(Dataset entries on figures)
** begin **
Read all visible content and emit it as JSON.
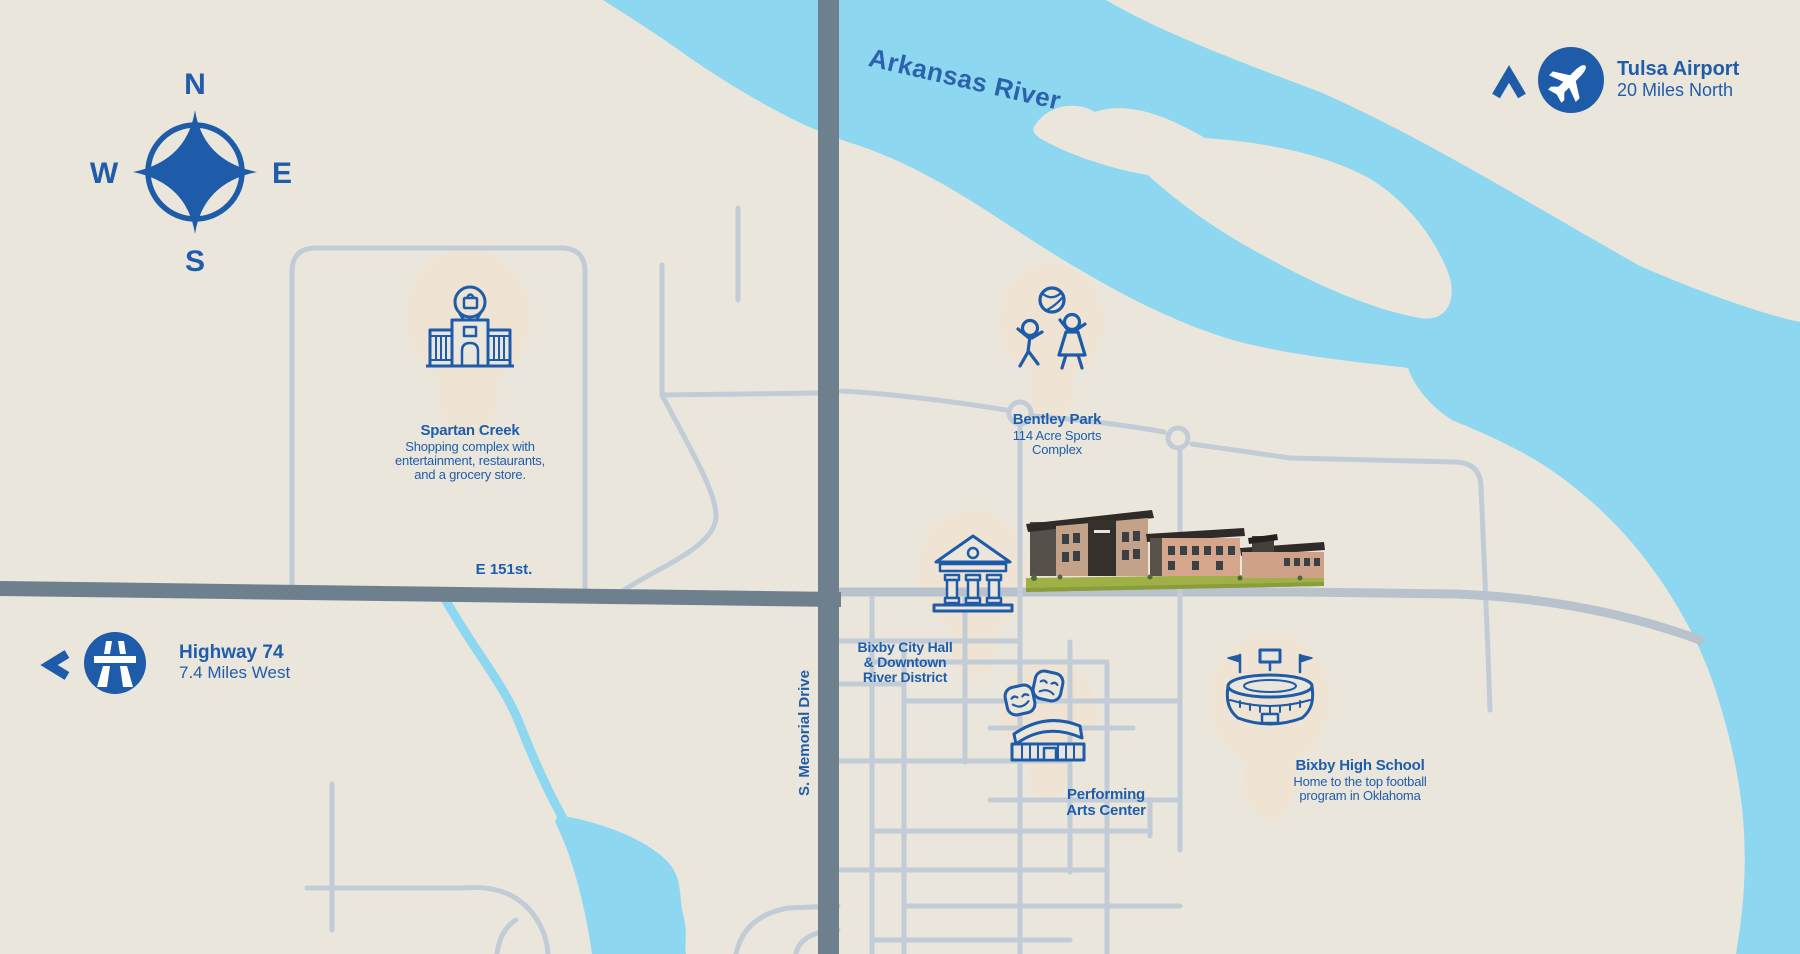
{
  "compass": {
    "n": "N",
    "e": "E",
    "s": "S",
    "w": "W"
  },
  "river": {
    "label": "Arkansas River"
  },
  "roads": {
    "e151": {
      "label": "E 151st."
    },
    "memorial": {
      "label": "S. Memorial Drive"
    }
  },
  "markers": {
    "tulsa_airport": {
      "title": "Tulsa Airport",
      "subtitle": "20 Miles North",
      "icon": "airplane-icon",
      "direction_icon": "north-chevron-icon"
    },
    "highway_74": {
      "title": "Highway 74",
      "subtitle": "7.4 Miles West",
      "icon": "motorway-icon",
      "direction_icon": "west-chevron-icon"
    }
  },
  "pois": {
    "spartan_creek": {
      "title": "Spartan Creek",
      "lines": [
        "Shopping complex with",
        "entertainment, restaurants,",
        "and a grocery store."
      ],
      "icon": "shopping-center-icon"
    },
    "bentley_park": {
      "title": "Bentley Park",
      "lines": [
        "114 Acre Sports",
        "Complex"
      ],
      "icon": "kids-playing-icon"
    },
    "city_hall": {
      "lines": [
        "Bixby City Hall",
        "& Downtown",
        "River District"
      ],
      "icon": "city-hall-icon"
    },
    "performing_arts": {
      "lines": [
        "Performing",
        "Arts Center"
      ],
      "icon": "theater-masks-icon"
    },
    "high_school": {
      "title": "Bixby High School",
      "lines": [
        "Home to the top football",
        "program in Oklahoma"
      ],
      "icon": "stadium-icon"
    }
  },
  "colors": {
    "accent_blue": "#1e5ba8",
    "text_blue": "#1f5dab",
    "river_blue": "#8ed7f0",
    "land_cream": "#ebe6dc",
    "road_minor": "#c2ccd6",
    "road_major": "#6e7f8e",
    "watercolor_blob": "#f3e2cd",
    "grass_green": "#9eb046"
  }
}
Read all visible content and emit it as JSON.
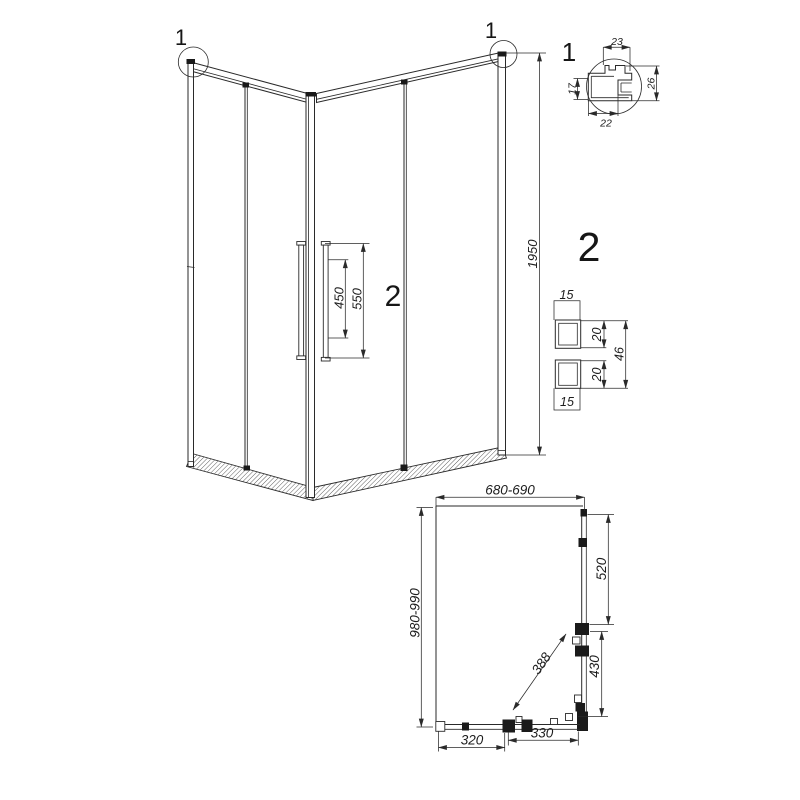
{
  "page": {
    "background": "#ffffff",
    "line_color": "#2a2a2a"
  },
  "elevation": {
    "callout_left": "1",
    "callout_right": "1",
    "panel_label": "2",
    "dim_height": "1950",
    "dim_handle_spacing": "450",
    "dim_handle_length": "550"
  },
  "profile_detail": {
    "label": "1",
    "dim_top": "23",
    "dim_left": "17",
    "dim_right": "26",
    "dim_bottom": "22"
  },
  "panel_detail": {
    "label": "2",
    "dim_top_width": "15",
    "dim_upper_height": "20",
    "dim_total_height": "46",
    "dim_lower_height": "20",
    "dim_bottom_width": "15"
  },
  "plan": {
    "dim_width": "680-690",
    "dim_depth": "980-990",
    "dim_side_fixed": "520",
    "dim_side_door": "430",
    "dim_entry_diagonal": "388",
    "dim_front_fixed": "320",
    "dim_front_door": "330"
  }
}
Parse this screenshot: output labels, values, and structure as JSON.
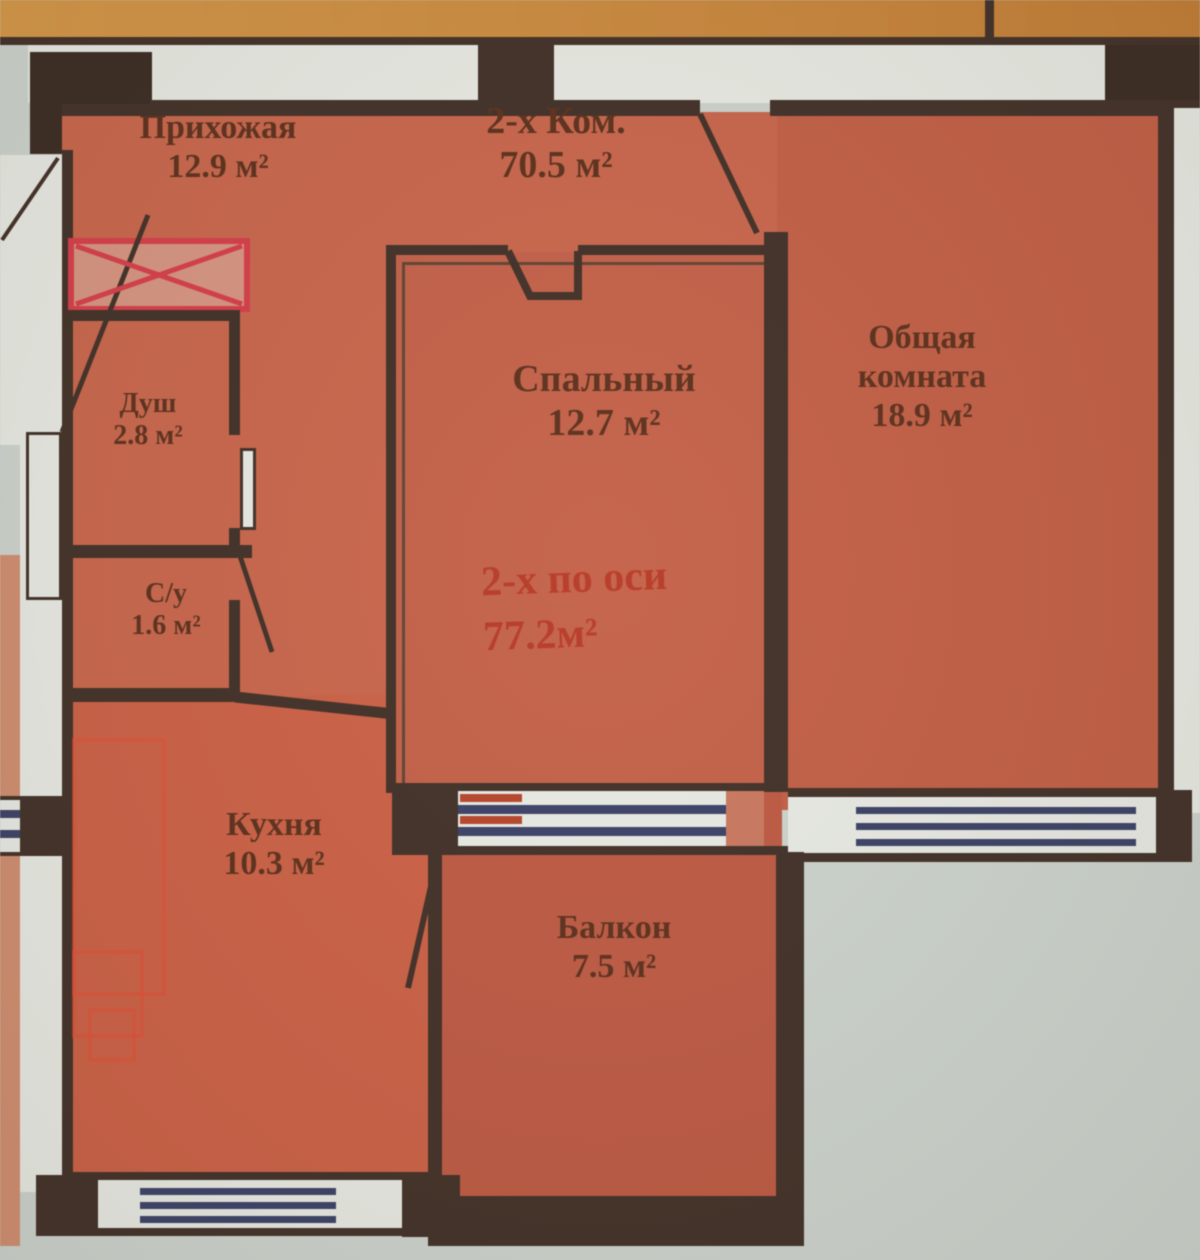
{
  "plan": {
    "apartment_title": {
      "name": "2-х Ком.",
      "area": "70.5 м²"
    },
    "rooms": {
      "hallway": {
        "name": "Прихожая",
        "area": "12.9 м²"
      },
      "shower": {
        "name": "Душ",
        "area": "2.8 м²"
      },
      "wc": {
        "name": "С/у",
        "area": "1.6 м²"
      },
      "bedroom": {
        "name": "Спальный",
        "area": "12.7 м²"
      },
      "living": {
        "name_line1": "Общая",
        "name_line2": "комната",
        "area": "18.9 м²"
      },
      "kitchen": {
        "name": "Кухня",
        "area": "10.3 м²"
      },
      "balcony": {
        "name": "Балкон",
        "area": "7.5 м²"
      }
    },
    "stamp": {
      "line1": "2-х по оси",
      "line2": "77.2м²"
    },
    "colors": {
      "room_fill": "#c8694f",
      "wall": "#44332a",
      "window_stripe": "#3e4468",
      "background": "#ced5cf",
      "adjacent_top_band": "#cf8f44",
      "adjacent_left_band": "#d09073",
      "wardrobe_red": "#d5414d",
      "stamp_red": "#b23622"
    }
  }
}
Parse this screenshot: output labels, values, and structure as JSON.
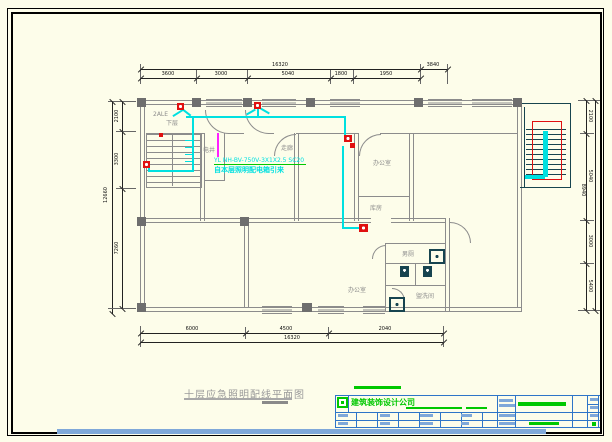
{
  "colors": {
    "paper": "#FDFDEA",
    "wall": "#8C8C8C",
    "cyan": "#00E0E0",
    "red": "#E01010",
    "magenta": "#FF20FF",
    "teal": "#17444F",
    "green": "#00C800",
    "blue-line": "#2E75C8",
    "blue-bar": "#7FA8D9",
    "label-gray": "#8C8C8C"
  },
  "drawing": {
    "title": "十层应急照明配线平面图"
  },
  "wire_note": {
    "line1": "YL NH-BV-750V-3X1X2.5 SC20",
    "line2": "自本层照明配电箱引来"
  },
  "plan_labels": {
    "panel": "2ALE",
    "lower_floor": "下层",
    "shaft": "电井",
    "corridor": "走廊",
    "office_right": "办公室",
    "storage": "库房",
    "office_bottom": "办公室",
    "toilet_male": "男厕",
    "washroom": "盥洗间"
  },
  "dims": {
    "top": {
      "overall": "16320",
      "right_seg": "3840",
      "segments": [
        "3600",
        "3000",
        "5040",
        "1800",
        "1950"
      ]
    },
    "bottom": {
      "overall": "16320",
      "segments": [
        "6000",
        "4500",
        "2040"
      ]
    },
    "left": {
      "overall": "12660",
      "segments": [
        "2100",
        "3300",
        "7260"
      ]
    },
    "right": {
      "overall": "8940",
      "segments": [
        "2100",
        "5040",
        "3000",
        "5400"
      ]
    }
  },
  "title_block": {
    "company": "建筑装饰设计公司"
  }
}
** end **
### WORK INSTRUCTIONS
Transcribe the whole listing exactly. Pictures are excluded.

### OUTPUT FOR THIS EXERCISE
Read all visible content and emit it as JSON.
{
  "compass": {
    "n": "N",
    "e": "E",
    "s": "S",
    "w": "W"
  },
  "river": {
    "label": "Arkansas River"
  },
  "roads": {
    "e151": {
      "label": "E 151st."
    },
    "memorial": {
      "label": "S. Memorial Drive"
    }
  },
  "markers": {
    "tulsa_airport": {
      "title": "Tulsa Airport",
      "subtitle": "20 Miles North",
      "icon": "airplane-icon",
      "direction_icon": "north-chevron-icon"
    },
    "highway_74": {
      "title": "Highway 74",
      "subtitle": "7.4 Miles West",
      "icon": "motorway-icon",
      "direction_icon": "west-chevron-icon"
    }
  },
  "pois": {
    "spartan_creek": {
      "title": "Spartan Creek",
      "lines": [
        "Shopping complex with",
        "entertainment, restaurants,",
        "and a grocery store."
      ],
      "icon": "shopping-center-icon"
    },
    "bentley_park": {
      "title": "Bentley Park",
      "lines": [
        "114 Acre Sports",
        "Complex"
      ],
      "icon": "kids-playing-icon"
    },
    "city_hall": {
      "lines": [
        "Bixby City Hall",
        "& Downtown",
        "River District"
      ],
      "icon": "city-hall-icon"
    },
    "performing_arts": {
      "lines": [
        "Performing",
        "Arts Center"
      ],
      "icon": "theater-masks-icon"
    },
    "high_school": {
      "title": "Bixby High School",
      "lines": [
        "Home to the top football",
        "program in Oklahoma"
      ],
      "icon": "stadium-icon"
    }
  },
  "colors": {
    "accent_blue": "#1e5ba8",
    "text_blue": "#1f5dab",
    "river_blue": "#8ed7f0",
    "land_cream": "#ebe6dc",
    "road_minor": "#c2ccd6",
    "road_major": "#6e7f8e",
    "watercolor_blob": "#f3e2cd",
    "grass_green": "#9eb046"
  }
}
Read all visible content and emit it as JSON.
{
  "page": {
    "background": "#ffffff",
    "line_color": "#2a2a2a"
  },
  "elevation": {
    "callout_left": "1",
    "callout_right": "1",
    "panel_label": "2",
    "dim_height": "1950",
    "dim_handle_spacing": "450",
    "dim_handle_length": "550"
  },
  "profile_detail": {
    "label": "1",
    "dim_top": "23",
    "dim_left": "17",
    "dim_right": "26",
    "dim_bottom": "22"
  },
  "panel_detail": {
    "label": "2",
    "dim_top_width": "15",
    "dim_upper_height": "20",
    "dim_total_height": "46",
    "dim_lower_height": "20",
    "dim_bottom_width": "15"
  },
  "plan": {
    "dim_width": "680-690",
    "dim_depth": "980-990",
    "dim_side_fixed": "520",
    "dim_side_door": "430",
    "dim_entry_diagonal": "388",
    "dim_front_fixed": "320",
    "dim_front_door": "330"
  }
}
Parse this screenshot: output labels, values, and structure as JSON.
{
  "plan": {
    "apartment_title": {
      "name": "2-х Ком.",
      "area": "70.5 м²"
    },
    "rooms": {
      "hallway": {
        "name": "Прихожая",
        "area": "12.9 м²"
      },
      "shower": {
        "name": "Душ",
        "area": "2.8 м²"
      },
      "wc": {
        "name": "С/у",
        "area": "1.6 м²"
      },
      "bedroom": {
        "name": "Спальный",
        "area": "12.7 м²"
      },
      "living": {
        "name_line1": "Общая",
        "name_line2": "комната",
        "area": "18.9 м²"
      },
      "kitchen": {
        "name": "Кухня",
        "area": "10.3 м²"
      },
      "balcony": {
        "name": "Балкон",
        "area": "7.5 м²"
      }
    },
    "stamp": {
      "line1": "2-х по оси",
      "line2": "77.2м²"
    },
    "colors": {
      "room_fill": "#c8694f",
      "wall": "#44332a",
      "window_stripe": "#3e4468",
      "background": "#ced5cf",
      "adjacent_top_band": "#cf8f44",
      "adjacent_left_band": "#d09073",
      "wardrobe_red": "#d5414d",
      "stamp_red": "#b23622"
    }
  }
}
Parse this screenshot: output labels, values, and structure as JSON.
{
  "colors": {
    "paper": "#FDFDEA",
    "wall": "#8C8C8C",
    "cyan": "#00E0E0",
    "red": "#E01010",
    "magenta": "#FF20FF",
    "teal": "#17444F",
    "green": "#00C800",
    "blue-line": "#2E75C8",
    "blue-bar": "#7FA8D9",
    "label-gray": "#8C8C8C"
  },
  "drawing": {
    "title": "十层应急照明配线平面图"
  },
  "wire_note": {
    "line1": "YL NH-BV-750V-3X1X2.5 SC20",
    "line2": "自本层照明配电箱引来"
  },
  "plan_labels": {
    "panel": "2ALE",
    "lower_floor": "下层",
    "shaft": "电井",
    "corridor": "走廊",
    "office_right": "办公室",
    "storage": "库房",
    "office_bottom": "办公室",
    "toilet_male": "男厕",
    "washroom": "盥洗间"
  },
  "dims": {
    "top": {
      "overall": "16320",
      "right_seg": "3840",
      "segments": [
        "3600",
        "3000",
        "5040",
        "1800",
        "1950"
      ]
    },
    "bottom": {
      "overall": "16320",
      "segments": [
        "6000",
        "4500",
        "2040"
      ]
    },
    "left": {
      "overall": "12660",
      "segments": [
        "2100",
        "3300",
        "7260"
      ]
    },
    "right": {
      "overall": "8940",
      "segments": [
        "2100",
        "5040",
        "3000",
        "5400"
      ]
    }
  },
  "title_block": {
    "company": "建筑装饰设计公司"
  }
}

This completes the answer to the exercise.